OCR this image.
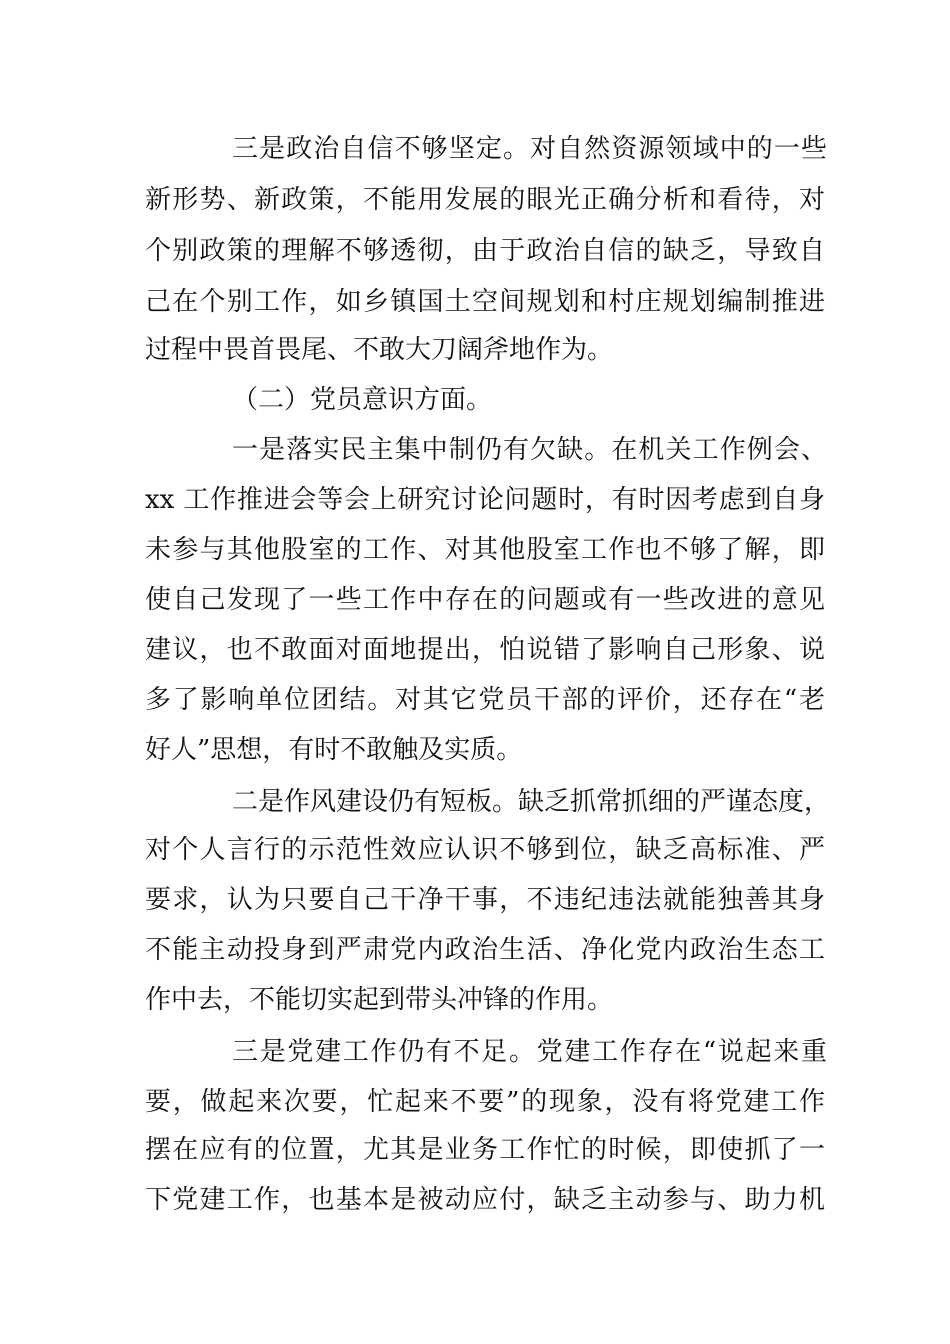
三是政治自信不够坚定。对自然资源领域中的一些
新形势、新政策，不能用发展的眼光正确分析和看待，对
个别政策的理解不够透彻，由于政治自信的缺乏，导致自
己在个别工作，如乡镇国土空间规划和村庄规划编制推进
过程中畏首畏尾、不敢大刀阔斧地作为。
（二）党员意识方面。
一是落实民主集中制仍有欠缺。在机关工作例会、
xx 工作推进会等会上研究讨论问题时，有时因考虑到自身
未参与其他股室的工作、对其他股室工作也不够了解，即
使自己发现了一些工作中存在的问题或有一些改进的意见
建议，也不敢面对面地提出，怕说错了影响自己形象、说
多了影响单位团结。对其它党员干部的评价，还存在“老
好人”思想，有时不敢触及实质。
二是作风建设仍有短板。缺乏抓常抓细的严谨态度，
对个人言行的示范性效应认识不够到位，缺乏高标准、严
要求，认为只要自己干净干事，不违纪违法就能独善其身
不能主动投身到严肃党内政治生活、净化党内政治生态工
作中去，不能切实起到带头冲锋的作用。
三是党建工作仍有不足。党建工作存在“说起来重
要，做起来次要，忙起来不要”的现象，没有将党建工作
摆在应有的位置，尤其是业务工作忙的时候，即使抓了一
下党建工作，也基本是被动应付，缺乏主动参与、助力机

__TASK DIRECTIONS__: Every record above should be transcribed exactly; the pictures stay out of the copy.

__RESULT OF THE EXERCISE__:
OCR this image.
三是政治自信不够坚定。对自然资源领域中的一些
新形势、新政策，不能用发展的眼光正确分析和看待，对
个别政策的理解不够透彻，由于政治自信的缺乏，导致自
己在个别工作，如乡镇国土空间规划和村庄规划编制推进
过程中畏首畏尾、不敢大刀阔斧地作为。
（二）党员意识方面。
一是落实民主集中制仍有欠缺。在机关工作例会、
xx 工作推进会等会上研究讨论问题时，有时因考虑到自身
未参与其他股室的工作、对其他股室工作也不够了解，即
使自己发现了一些工作中存在的问题或有一些改进的意见
建议，也不敢面对面地提出，怕说错了影响自己形象、说
多了影响单位团结。对其它党员干部的评价，还存在“老
好人”思想，有时不敢触及实质。
二是作风建设仍有短板。缺乏抓常抓细的严谨态度，
对个人言行的示范性效应认识不够到位，缺乏高标准、严
要求，认为只要自己干净干事，不违纪违法就能独善其身
不能主动投身到严肃党内政治生活、净化党内政治生态工
作中去，不能切实起到带头冲锋的作用。
三是党建工作仍有不足。党建工作存在“说起来重
要，做起来次要，忙起来不要”的现象，没有将党建工作
摆在应有的位置，尤其是业务工作忙的时候，即使抓了一
下党建工作，也基本是被动应付，缺乏主动参与、助力机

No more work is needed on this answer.